TASK DIRECTIONS
Repeat precisely, and only, the lines between the line containing "OCR this image." and the end of the listing below, both ends included.

>> Begin INPUT ROWS

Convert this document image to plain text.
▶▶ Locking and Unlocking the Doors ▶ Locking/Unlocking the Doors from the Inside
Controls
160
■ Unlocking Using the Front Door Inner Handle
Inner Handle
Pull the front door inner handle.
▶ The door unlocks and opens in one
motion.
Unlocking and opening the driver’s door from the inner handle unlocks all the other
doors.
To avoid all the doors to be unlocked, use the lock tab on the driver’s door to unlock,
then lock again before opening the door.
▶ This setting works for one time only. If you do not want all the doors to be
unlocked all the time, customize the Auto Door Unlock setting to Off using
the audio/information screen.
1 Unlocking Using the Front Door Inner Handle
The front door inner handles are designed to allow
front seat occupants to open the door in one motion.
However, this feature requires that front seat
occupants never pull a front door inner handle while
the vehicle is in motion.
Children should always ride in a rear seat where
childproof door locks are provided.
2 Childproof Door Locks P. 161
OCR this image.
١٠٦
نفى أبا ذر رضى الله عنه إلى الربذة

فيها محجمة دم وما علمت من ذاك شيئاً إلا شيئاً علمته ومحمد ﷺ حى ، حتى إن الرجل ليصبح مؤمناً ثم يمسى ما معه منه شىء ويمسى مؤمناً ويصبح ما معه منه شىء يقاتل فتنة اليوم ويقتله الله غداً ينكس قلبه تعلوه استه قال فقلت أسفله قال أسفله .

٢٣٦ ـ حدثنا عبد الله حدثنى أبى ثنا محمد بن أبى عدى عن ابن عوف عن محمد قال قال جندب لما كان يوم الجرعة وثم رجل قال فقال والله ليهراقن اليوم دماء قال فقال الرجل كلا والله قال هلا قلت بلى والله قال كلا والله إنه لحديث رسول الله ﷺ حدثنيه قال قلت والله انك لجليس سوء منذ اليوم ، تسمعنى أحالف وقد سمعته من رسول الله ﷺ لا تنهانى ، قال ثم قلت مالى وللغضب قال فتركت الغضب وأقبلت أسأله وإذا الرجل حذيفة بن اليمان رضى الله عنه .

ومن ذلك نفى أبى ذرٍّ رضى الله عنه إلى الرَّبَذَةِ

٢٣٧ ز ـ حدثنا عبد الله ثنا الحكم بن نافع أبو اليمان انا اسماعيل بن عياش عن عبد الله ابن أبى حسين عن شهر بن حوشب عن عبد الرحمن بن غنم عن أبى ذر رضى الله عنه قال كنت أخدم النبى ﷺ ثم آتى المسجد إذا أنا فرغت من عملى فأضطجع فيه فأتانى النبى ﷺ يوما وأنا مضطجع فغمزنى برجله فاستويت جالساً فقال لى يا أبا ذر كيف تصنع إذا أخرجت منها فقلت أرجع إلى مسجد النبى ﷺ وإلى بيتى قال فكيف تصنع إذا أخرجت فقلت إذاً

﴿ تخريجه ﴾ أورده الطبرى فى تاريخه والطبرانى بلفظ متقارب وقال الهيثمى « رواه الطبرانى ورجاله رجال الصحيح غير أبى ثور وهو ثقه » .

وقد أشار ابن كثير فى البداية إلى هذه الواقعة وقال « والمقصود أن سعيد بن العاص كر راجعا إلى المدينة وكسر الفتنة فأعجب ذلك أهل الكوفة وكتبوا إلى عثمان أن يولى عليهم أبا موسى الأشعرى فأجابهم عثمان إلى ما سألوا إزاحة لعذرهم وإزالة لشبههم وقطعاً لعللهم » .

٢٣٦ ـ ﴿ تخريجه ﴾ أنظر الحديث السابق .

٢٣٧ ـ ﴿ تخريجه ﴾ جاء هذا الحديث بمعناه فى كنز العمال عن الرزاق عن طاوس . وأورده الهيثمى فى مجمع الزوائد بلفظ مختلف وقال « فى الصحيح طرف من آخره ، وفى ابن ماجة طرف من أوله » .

>> End INPUT ROWS

RESPONSE
OCR this image.
١٠٦
نفى أبا ذر رضى الله عنه إلى الربذة

فيها محجمة دم وما علمت من ذاك شيئاً إلا شيئاً علمته ومحمد ﷺ حى ، حتى إن الرجل ليصبح مؤمناً ثم يمسى ما معه منه شىء ويمسى مؤمناً ويصبح ما معه منه شىء يقاتل فتنة اليوم ويقتله الله غداً ينكس قلبه تعلوه استه قال فقلت أسفله قال أسفله .

٢٣٦ ـ حدثنا عبد الله حدثنى أبى ثنا محمد بن أبى عدى عن ابن عوف عن محمد قال قال جندب لما كان يوم الجرعة وثم رجل قال فقال والله ليهراقن اليوم دماء قال فقال الرجل كلا والله قال هلا قلت بلى والله قال كلا والله إنه لحديث رسول الله ﷺ حدثنيه قال قلت والله انك لجليس سوء منذ اليوم ، تسمعنى أحالف وقد سمعته من رسول الله ﷺ لا تنهانى ، قال ثم قلت مالى وللغضب قال فتركت الغضب وأقبلت أسأله وإذا الرجل حذيفة بن اليمان رضى الله عنه .

ومن ذلك نفى أبى ذرٍّ رضى الله عنه إلى الرَّبَذَةِ

٢٣٧ ز ـ حدثنا عبد الله ثنا الحكم بن نافع أبو اليمان انا اسماعيل بن عياش عن عبد الله ابن أبى حسين عن شهر بن حوشب عن عبد الرحمن بن غنم عن أبى ذر رضى الله عنه قال كنت أخدم النبى ﷺ ثم آتى المسجد إذا أنا فرغت من عملى فأضطجع فيه فأتانى النبى ﷺ يوما وأنا مضطجع فغمزنى برجله فاستويت جالساً فقال لى يا أبا ذر كيف تصنع إذا أخرجت منها فقلت أرجع إلى مسجد النبى ﷺ وإلى بيتى قال فكيف تصنع إذا أخرجت فقلت إذاً

﴿ تخريجه ﴾ أورده الطبرى فى تاريخه والطبرانى بلفظ متقارب وقال الهيثمى « رواه الطبرانى ورجاله رجال الصحيح غير أبى ثور وهو ثقه » .

وقد أشار ابن كثير فى البداية إلى هذه الواقعة وقال « والمقصود أن سعيد بن العاص كر راجعا إلى المدينة وكسر الفتنة فأعجب ذلك أهل الكوفة وكتبوا إلى عثمان أن يولى عليهم أبا موسى الأشعرى فأجابهم عثمان إلى ما سألوا إزاحة لعذرهم وإزالة لشبههم وقطعاً لعللهم » .

٢٣٦ ـ ﴿ تخريجه ﴾ أنظر الحديث السابق .

٢٣٧ ـ ﴿ تخريجه ﴾ جاء هذا الحديث بمعناه فى كنز العمال عن الرزاق عن طاوس . وأورده الهيثمى فى مجمع الزوائد بلفظ مختلف وقال « فى الصحيح طرف من آخره ، وفى ابن ماجة طرف من أوله » .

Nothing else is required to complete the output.